• [Required action] Translate this sentence from the contract excerpt below into Spanish: "No person guilty of fraudulent misrepresentation (within the meaning of Section 11(f) of the Act) shall be entitled to contribution from any person who was not guilty of such fraudulent misrepresentation."

• [Reading text]
==*==

Each party hereto agrees that it would not be just
and equitable if contribution pursuant to this Section 8(d) were
determined by pro rata allocation or by any other method of allocation
which does not take account of the equitable considerations referred
to in the immediately preceding paragraph. Notwithstanding the
provisions of this Section 8(d), the Purchasers shall not be required
to contribute, in the aggregate, any amount in excess of the amount by
which the total discounts and commissions received by them with
respect to the Series A Notes exceeds the amount of any damages that
the Purchaser has otherwise been required to pay by reason of such
untrue or alleged untrue statement or omission or alleged omission.
No person guilty of fraudulent misrepresentation (within the meaning
of Section 11(f) of the Act) shall be entitled to contribution from
any person who was not guilty of such fraudulent misrepresentation.
(e) The indemnity and contribution agreements
contained in this Section 8 are in addition to any liability that any
party hereto may otherwise have to the Indemnified Parties.

==*==

Bounding box prediction records:

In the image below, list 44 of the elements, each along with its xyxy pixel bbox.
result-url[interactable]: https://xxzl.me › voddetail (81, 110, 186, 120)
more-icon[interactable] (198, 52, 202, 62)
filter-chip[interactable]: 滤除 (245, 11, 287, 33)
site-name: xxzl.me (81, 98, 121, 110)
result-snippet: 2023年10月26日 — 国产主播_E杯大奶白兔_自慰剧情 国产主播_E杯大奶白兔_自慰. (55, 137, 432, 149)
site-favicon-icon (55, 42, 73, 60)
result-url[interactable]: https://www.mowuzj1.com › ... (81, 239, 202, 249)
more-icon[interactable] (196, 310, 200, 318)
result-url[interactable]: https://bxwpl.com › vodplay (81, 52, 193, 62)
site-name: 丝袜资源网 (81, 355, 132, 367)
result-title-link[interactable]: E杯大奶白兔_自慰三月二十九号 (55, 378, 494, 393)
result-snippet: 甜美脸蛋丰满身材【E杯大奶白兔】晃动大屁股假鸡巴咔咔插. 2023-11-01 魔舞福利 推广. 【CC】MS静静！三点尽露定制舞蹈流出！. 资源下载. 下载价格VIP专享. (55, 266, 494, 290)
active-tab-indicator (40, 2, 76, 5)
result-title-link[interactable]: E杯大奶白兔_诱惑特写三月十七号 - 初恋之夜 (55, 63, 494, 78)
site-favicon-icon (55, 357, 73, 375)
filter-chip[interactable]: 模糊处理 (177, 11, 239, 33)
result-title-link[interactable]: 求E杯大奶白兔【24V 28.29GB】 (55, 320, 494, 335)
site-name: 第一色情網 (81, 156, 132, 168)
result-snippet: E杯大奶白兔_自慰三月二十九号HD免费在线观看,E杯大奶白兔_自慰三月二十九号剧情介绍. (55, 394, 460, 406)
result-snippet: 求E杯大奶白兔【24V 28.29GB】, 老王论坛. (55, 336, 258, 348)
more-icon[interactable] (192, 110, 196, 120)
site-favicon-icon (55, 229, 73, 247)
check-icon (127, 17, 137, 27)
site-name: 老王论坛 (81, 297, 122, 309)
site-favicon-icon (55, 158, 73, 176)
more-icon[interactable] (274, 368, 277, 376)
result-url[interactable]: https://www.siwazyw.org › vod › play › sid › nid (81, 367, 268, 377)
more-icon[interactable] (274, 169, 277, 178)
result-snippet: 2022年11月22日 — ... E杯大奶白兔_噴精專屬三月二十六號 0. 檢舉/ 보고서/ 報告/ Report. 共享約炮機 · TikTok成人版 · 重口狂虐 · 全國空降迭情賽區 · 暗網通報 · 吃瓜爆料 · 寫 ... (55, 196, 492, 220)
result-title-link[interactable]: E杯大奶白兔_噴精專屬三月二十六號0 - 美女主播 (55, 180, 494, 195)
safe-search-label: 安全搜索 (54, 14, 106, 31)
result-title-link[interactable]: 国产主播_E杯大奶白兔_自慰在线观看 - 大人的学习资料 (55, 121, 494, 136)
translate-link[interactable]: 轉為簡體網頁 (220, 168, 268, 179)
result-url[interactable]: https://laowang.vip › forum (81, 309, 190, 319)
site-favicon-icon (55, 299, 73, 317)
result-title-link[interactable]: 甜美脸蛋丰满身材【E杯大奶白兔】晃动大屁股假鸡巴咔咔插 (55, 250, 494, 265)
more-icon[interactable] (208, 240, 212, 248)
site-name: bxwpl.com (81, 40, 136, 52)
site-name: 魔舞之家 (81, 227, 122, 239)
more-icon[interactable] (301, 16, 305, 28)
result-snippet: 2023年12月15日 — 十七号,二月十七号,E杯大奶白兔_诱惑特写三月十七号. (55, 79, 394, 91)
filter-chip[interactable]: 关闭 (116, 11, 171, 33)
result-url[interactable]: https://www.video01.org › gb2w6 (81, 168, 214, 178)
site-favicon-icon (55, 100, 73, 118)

==*==

• [Your response] Ninguna persona culpable de declaración falsa fraudulenta (en el sentido de la Sección 11(f) de la Ley) tendrá derecho a recibir contribución de ninguna persona que no haya sido culpable de dicha declaración falsa fraudulenta.